» **Exercise description**
Copy each line of the data below with the word "technology".

————

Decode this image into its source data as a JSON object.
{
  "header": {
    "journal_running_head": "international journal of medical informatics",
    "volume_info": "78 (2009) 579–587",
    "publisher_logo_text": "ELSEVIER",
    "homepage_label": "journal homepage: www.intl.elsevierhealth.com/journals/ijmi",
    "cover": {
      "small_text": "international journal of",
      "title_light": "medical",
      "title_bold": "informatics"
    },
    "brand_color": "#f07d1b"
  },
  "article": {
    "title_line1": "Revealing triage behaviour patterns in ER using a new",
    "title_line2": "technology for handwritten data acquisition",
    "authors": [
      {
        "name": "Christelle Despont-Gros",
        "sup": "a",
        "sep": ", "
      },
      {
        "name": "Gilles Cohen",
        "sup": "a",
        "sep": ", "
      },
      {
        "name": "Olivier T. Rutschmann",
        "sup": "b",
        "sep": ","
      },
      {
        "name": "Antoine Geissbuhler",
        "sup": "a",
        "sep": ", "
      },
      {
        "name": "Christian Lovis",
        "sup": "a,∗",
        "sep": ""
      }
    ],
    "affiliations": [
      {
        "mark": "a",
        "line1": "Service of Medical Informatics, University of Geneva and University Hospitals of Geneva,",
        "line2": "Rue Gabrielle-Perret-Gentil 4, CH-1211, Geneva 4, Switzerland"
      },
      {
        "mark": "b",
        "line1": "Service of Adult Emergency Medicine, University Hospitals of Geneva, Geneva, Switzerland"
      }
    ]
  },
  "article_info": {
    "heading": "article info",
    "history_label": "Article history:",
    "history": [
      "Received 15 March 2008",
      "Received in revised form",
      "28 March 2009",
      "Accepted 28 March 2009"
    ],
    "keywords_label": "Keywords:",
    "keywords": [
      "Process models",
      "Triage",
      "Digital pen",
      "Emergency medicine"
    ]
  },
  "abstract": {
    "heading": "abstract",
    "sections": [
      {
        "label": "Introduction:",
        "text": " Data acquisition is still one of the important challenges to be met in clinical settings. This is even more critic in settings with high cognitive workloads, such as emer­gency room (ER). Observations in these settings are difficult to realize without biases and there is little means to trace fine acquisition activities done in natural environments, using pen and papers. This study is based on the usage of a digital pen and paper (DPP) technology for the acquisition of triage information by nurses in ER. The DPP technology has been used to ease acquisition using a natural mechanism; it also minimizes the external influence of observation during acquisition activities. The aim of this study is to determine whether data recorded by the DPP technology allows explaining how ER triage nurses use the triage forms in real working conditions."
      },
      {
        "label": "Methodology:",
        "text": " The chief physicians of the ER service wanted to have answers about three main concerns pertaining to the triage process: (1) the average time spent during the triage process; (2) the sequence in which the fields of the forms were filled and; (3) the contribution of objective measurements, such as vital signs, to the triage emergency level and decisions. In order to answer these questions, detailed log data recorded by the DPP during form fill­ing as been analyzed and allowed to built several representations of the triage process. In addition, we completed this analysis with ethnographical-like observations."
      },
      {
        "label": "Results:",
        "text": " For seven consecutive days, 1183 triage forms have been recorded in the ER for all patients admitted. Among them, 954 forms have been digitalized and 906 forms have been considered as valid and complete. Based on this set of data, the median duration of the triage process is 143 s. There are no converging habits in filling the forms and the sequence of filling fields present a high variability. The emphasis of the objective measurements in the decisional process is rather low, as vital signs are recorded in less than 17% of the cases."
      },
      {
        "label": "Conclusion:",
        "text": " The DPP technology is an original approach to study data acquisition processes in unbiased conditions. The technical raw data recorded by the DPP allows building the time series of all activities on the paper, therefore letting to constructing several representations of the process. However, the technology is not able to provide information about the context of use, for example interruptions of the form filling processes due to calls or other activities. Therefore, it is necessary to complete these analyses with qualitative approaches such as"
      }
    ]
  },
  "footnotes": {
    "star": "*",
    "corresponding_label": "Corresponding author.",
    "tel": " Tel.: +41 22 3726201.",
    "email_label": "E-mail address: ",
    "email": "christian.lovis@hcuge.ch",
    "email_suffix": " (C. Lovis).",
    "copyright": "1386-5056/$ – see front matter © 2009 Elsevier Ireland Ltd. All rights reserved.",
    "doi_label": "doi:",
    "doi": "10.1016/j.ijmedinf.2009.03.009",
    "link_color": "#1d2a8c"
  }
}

————

» **Answer to the exercise**
    "title_line2": "technology for handwritten data acquisition",
        "text": " Data acquisition is still one of the important challenges to be met in clinical settings. This is even more critic in settings with high cognitive workloads, such as emer­gency room (ER). Observations in these settings are difficult to realize without biases and there is little means to trace fine acquisition activities done in natural environments, using pen and papers. This study is based on the usage of a digital pen and paper (DPP) technology for the acquisition of triage information by nurses in ER. The DPP technology has been used to ease acquisition using a natural mechanism; it also minimizes the external influence of observation during acquisition activities. The aim of this study is to determine whether data recorded by the DPP technology allows explaining how ER triage nurses use the triage forms in real working conditions."
        "text": " The DPP technology is an original approach to study data acquisition processes in unbiased conditions. The technical raw data recorded by the DPP allows building the time series of all activities on the paper, therefore letting to constructing several representations of the process. However, the technology is not able to provide information about the context of use, for example interruptions of the form filling processes due to calls or other activities. Therefore, it is necessary to complete these analyses with qualitative approaches such as"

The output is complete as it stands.